Collected data:

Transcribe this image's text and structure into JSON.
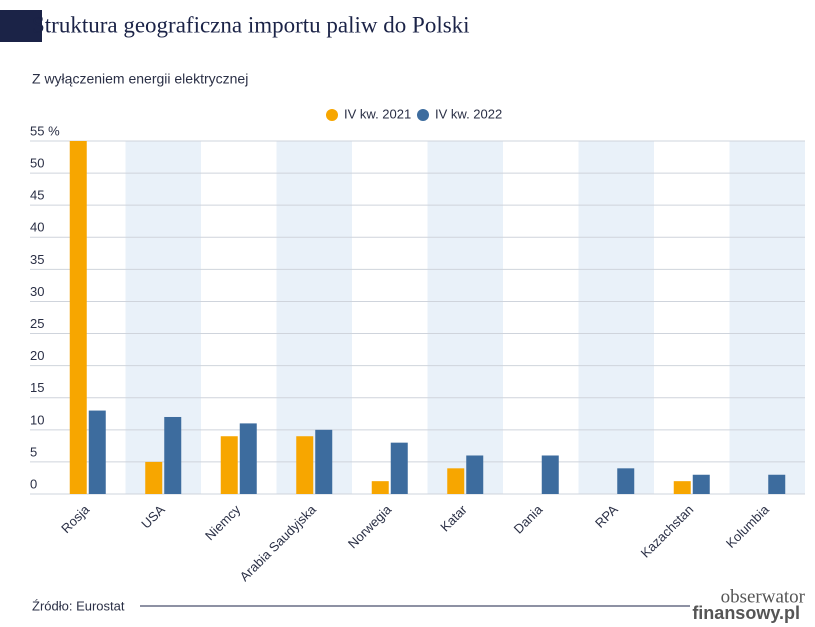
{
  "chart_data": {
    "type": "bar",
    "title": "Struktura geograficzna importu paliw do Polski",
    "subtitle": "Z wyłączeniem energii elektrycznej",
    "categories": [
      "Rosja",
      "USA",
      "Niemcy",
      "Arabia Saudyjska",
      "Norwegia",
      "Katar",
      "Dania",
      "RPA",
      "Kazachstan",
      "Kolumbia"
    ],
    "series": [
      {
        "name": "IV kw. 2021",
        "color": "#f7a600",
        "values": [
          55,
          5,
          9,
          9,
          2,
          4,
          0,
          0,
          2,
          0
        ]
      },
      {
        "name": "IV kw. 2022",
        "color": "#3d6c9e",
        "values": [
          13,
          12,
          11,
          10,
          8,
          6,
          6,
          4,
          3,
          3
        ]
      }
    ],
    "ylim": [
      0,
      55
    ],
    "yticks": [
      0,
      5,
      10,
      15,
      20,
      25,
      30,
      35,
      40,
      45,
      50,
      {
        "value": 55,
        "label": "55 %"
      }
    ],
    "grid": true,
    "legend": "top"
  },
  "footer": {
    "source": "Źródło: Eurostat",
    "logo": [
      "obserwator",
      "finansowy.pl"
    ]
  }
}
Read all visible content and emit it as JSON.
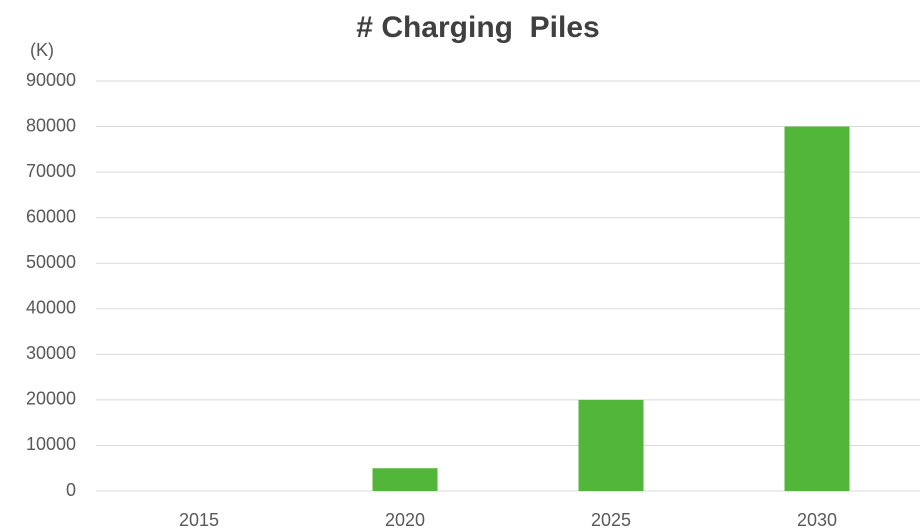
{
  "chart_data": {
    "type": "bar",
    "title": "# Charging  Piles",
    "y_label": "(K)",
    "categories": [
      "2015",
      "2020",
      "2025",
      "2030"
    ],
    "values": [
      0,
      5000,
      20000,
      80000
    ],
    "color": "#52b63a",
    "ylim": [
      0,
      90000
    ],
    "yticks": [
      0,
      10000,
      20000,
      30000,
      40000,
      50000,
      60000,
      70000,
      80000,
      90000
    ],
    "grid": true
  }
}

* Exercise goal *
Isolate the lines above that contain the word "color" and copy them.

* Finished answer *
        "color": "#f7a600",
        "color": "#3d6c9e",
    "color": "#52b63a",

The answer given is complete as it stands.